WHAT YOU SHOULD DO =
Write out each line in which the string "saltem" is present.

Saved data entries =
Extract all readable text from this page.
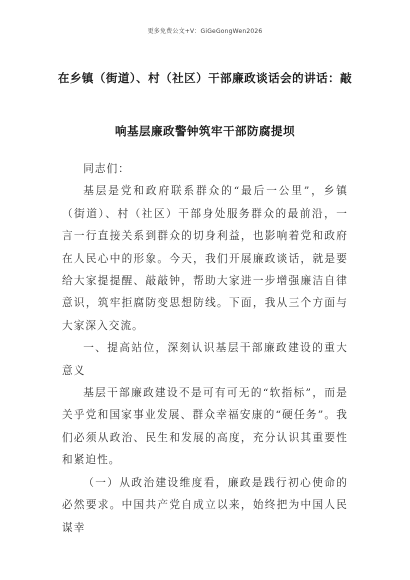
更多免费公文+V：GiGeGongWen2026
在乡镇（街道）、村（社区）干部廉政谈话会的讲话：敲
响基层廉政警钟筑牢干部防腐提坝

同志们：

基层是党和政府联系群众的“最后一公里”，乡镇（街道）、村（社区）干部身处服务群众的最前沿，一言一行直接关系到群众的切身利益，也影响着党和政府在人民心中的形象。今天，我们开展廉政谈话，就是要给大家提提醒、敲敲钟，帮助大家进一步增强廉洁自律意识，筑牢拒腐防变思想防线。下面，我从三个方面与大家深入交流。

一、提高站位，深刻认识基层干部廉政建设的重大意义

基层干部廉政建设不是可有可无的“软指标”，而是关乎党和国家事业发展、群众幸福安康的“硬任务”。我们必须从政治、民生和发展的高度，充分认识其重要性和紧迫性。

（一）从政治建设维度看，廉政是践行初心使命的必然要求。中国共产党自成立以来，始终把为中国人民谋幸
---
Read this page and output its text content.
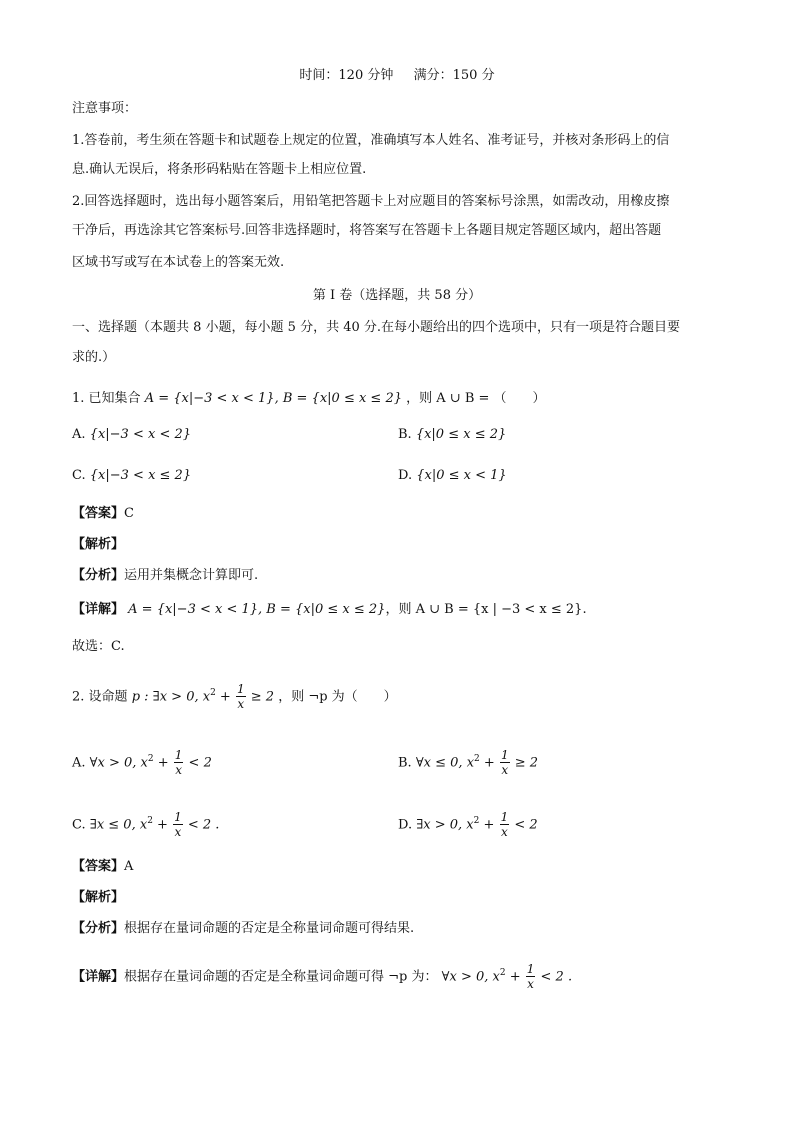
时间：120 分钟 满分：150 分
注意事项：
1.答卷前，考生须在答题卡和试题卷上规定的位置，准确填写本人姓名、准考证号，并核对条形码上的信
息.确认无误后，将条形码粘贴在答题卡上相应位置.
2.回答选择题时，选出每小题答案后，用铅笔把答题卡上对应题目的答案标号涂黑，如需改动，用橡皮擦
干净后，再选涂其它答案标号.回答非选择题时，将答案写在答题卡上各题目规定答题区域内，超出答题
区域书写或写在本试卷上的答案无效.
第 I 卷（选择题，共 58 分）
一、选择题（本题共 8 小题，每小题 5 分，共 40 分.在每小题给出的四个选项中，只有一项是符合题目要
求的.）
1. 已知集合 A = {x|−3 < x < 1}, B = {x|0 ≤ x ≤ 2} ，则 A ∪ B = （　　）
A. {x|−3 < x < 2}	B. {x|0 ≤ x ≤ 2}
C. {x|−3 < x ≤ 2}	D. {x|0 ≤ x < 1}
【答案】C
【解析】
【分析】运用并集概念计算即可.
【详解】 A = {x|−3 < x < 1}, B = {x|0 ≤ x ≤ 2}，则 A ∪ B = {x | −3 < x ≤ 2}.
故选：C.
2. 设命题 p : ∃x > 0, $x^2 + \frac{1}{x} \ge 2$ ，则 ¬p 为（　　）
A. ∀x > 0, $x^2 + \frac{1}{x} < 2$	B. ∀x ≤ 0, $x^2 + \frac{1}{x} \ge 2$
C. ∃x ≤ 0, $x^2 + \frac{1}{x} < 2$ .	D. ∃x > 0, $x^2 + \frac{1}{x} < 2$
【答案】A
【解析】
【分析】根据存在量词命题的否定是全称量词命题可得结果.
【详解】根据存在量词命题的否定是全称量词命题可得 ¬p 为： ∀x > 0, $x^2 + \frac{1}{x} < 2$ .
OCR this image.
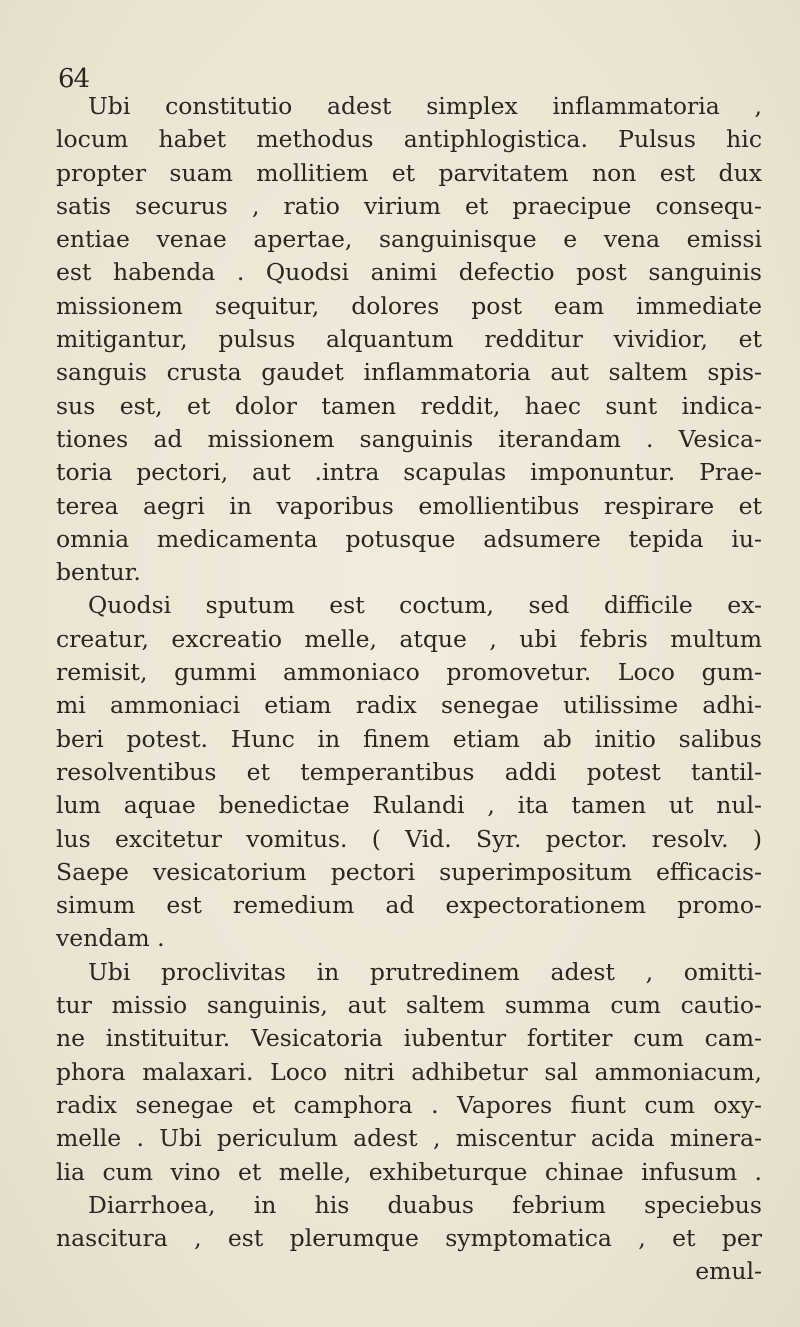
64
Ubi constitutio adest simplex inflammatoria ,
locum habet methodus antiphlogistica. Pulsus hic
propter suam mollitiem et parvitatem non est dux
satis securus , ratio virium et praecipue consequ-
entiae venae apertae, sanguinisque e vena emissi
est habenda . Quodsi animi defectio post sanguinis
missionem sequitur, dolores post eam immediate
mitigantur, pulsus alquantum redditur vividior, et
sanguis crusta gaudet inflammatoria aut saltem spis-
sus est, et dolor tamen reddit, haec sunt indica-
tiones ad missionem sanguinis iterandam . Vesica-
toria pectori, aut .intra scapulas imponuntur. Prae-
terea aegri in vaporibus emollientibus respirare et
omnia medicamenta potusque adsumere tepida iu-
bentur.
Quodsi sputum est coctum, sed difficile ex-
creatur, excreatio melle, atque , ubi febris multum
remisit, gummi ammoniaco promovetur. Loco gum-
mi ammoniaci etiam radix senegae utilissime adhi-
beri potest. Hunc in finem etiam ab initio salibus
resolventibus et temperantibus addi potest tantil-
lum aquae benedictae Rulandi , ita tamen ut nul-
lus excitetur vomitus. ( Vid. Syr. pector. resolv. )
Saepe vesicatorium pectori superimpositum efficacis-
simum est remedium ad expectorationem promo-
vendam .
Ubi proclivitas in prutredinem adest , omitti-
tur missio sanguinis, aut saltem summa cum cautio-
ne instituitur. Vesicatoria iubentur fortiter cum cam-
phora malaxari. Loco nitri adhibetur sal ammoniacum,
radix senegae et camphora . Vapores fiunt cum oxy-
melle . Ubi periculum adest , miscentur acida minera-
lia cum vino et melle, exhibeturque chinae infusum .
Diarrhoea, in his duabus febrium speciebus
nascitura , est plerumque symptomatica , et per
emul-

WORKED ANSWER =
sanguis crusta gaudet inflammatoria aut saltem spis-
tur missio sanguinis, aut saltem summa cum cautio-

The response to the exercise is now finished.